--- Aim ---
Copy the records below exactly, leaving out every picture.

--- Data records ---

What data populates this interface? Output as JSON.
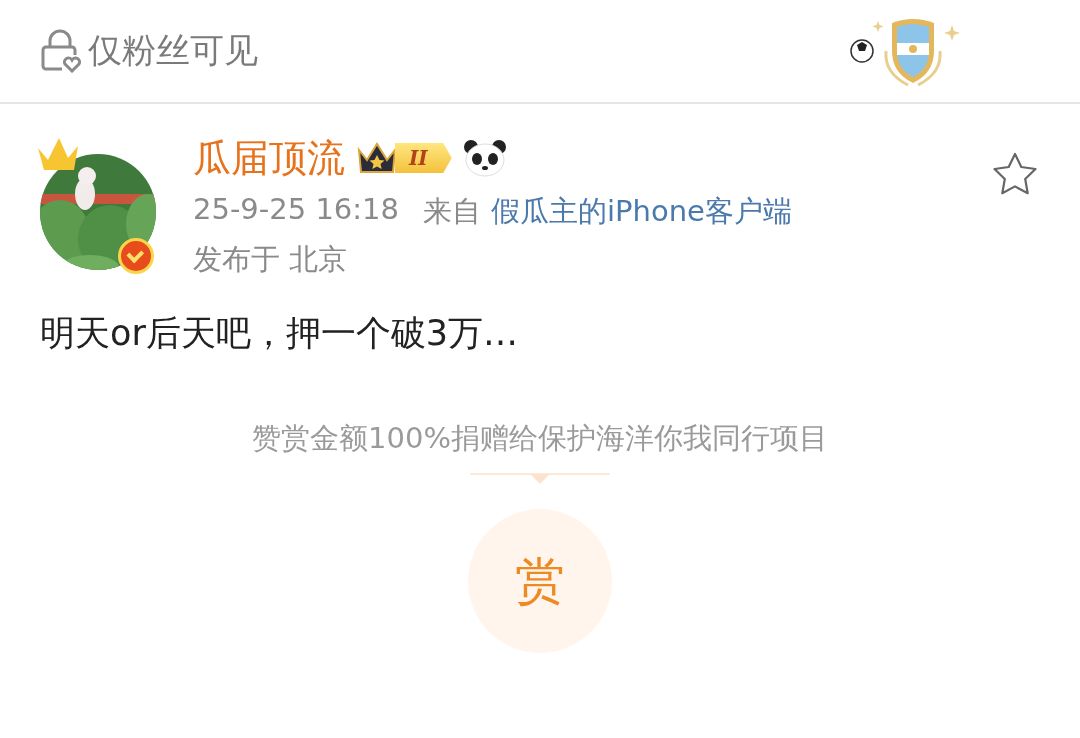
{
  "header": {
    "visibility_label": "仅粉丝可见"
  },
  "post": {
    "author": "瓜届顶流",
    "level_badge": "II",
    "timestamp": "25-9-25 16:18",
    "source_prefix": "来自",
    "source": "假瓜主的iPhone客户端",
    "location": "发布于 北京",
    "body": "明天or后天吧，押一个破3万…",
    "favorited": false
  },
  "reward": {
    "note": "赞赏金额100%捐赠给保护海洋你我同行项目",
    "button": "赏"
  }
}
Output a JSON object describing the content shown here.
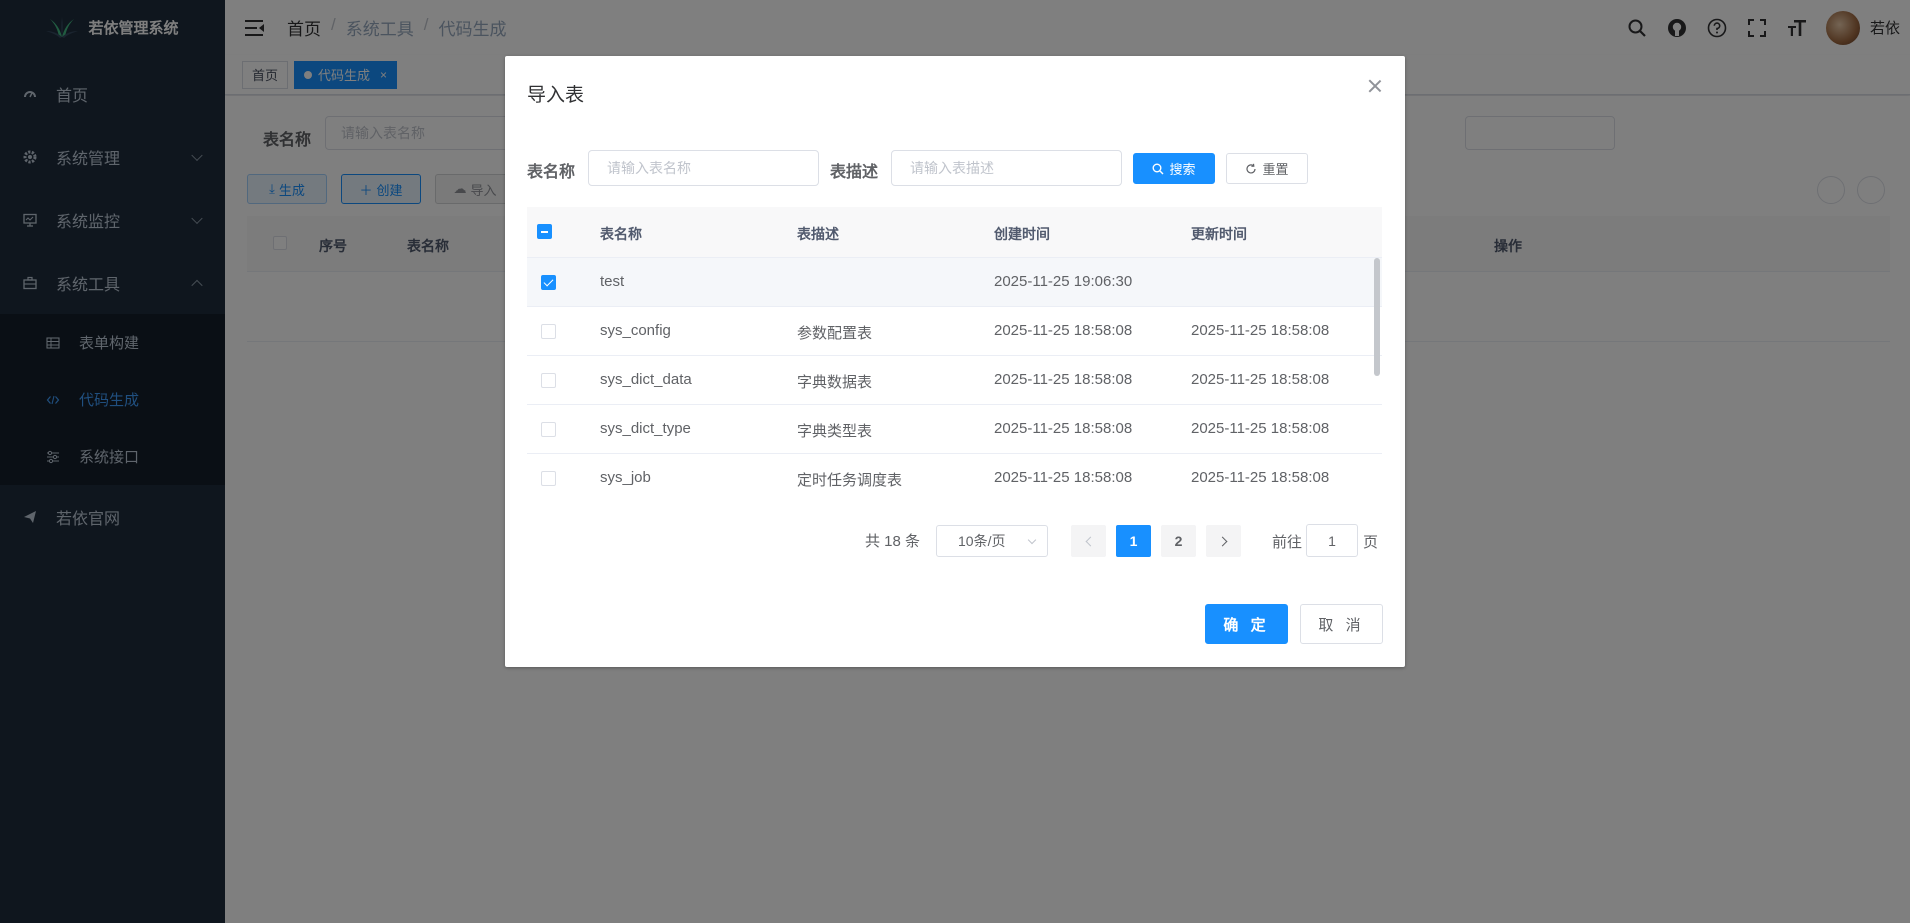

--- Result of the task ---
What data populates this interface? Output as JSON.
{
  "header": {
    "visibility_label": "仅粉丝可见"
  },
  "post": {
    "author": "瓜届顶流",
    "level_badge": "II",
    "timestamp": "25-9-25 16:18",
    "source_prefix": "来自",
    "source": "假瓜主的iPhone客户端",
    "location": "发布于 北京",
    "body": "明天or后天吧，押一个破3万…",
    "favorited": false
  },
  "reward": {
    "note": "赞赏金额100%捐赠给保护海洋你我同行项目",
    "button": "赏"
  }
}
Output a JSON object describing the content shown here.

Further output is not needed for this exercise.